What you should do -> Extract every line below that contains the word "quindi".

Material for the task ->
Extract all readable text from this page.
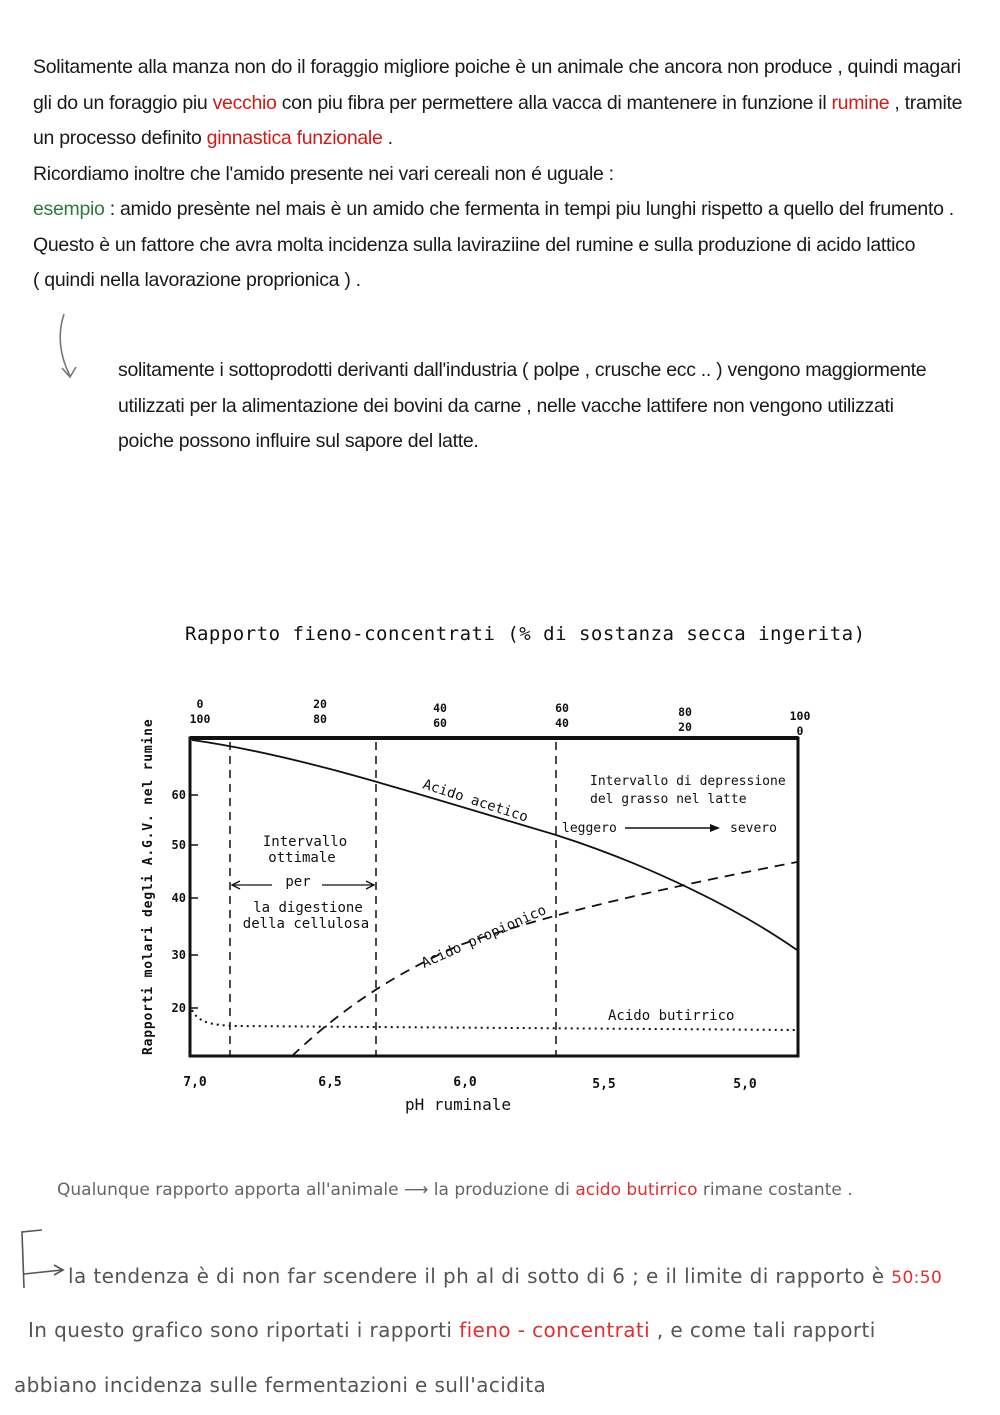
Solitamente alla manza non do il foraggio migliore poiche è un animale che ancora non produce , quindi magari
gli do un foraggio piu vecchio con piu fibra per permettere alla vacca di mantenere in funzione il rumine , tramite
un processo definito ginnastica funzionale .
Ricordiamo inoltre che l'amido presente nei vari cereali non é uguale :
esempio : amido presènte nel mais è un amido che fermenta in tempi piu lunghi rispetto a quello del frumento .
Questo è un fattore che avra molta incidenza sulla laviraziine del rumine e sulla produzione di acido lattico
( quindi nella lavorazione proprionica ) .
solitamente i sottoprodotti derivanti dall'industria ( polpe , crusche ecc .. ) vengono maggiormente
utilizzati per la alimentazione dei bovini da carne , nelle vacche lattifere non vengono utilizzati
poiche possono influire sul sapore del latte.
Rapporto fieno-concentrati (% di sostanza secca ingerita)
0
100
20
80
40
60
60
40
80
20
100
0
60
50
40
30
20
Rapporti molari degli A.G.V. nel rumine
7,0	6,5	6,0	5,5	5,0
pH ruminale
Intervallo
ottimale
per
la digestione
della cellulosa
Intervallo di depressione
del grasso nel latte
leggero	severo
Acido acetico
Acido propionico
Acido butirrico
Qualunque rapporto apporta all'animale ⟶ la produzione di acido butirrico rimane costante .
la tendenza è di non far scendere il ph al di sotto di 6 ; e il limite di rapporto è 50:50
In questo grafico sono riportati i rapporti fieno - concentrati , e come tali rapporti
abbiano incidenza sulle fermentazioni e sull'acidita
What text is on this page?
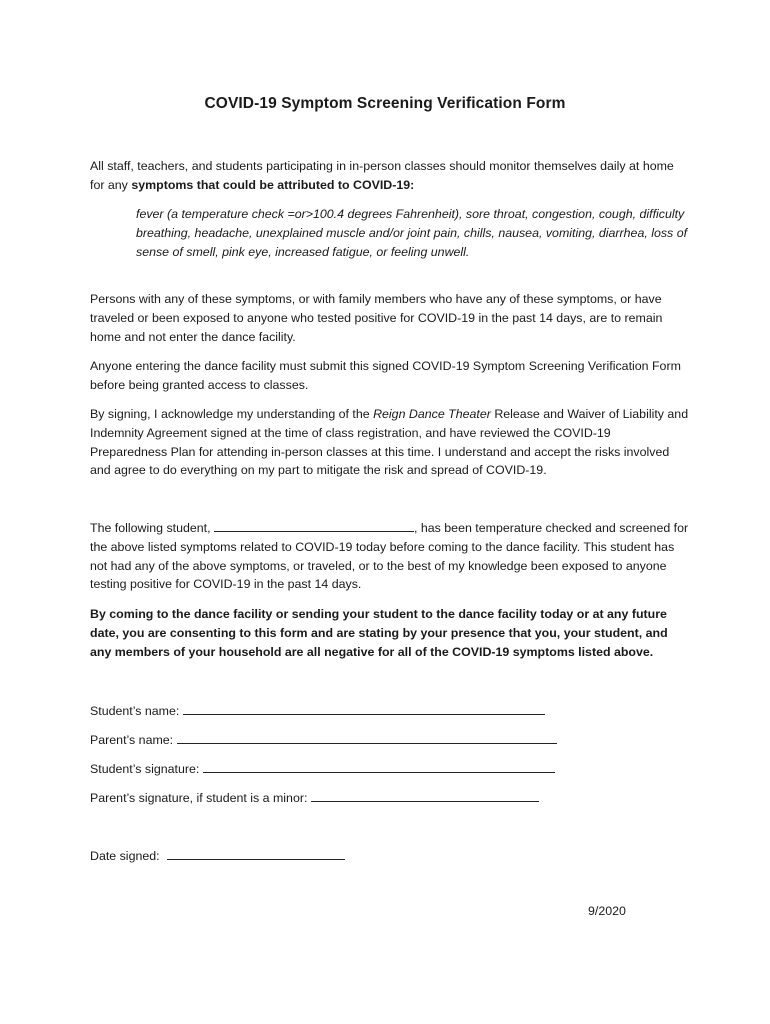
COVID-19 Symptom Screening Verification Form
All staff, teachers, and students participating in in-person classes should monitor themselves daily at home for any symptoms that could be attributed to COVID-19:
fever (a temperature check =or>100.4 degrees Fahrenheit), sore throat, congestion, cough, difficulty breathing, headache, unexplained muscle and/or joint pain, chills, nausea, vomiting, diarrhea, loss of sense of smell, pink eye, increased fatigue, or feeling unwell.
Persons with any of these symptoms, or with family members who have any of these symptoms, or have traveled or been exposed to anyone who tested positive for COVID-19 in the past 14 days, are to remain home and not enter the dance facility.
Anyone entering the dance facility must submit this signed COVID-19 Symptom Screening Verification Form before being granted access to classes.
By signing, I acknowledge my understanding of the Reign Dance Theater Release and Waiver of Liability and Indemnity Agreement signed at the time of class registration, and have reviewed the COVID-19 Preparedness Plan for attending in-person classes at this time. I understand and accept the risks involved and agree to do everything on my part to mitigate the risk and spread of COVID-19.
The following student,	, has been temperature checked and screened for the above listed symptoms related to COVID-19 today before coming to the dance facility. This student has not had any of the above symptoms, or traveled, or to the best of my knowledge been exposed to anyone testing positive for COVID-19 in the past 14 days.
By coming to the dance facility or sending your student to the dance facility today or at any future date, you are consenting to this form and are stating by your presence that you, your student, and any members of your household are all negative for all of the COVID-19 symptoms listed above.
Student’s name:
Parent’s name:
Student’s signature:
Parent’s signature, if student is a minor:
Date signed:
9/2020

Solution to this problem ->
Solitamente alla manza non do il foraggio migliore poiche è un animale che ancora non produce , quindi magari
( quindi nella lavorazione proprionica ) .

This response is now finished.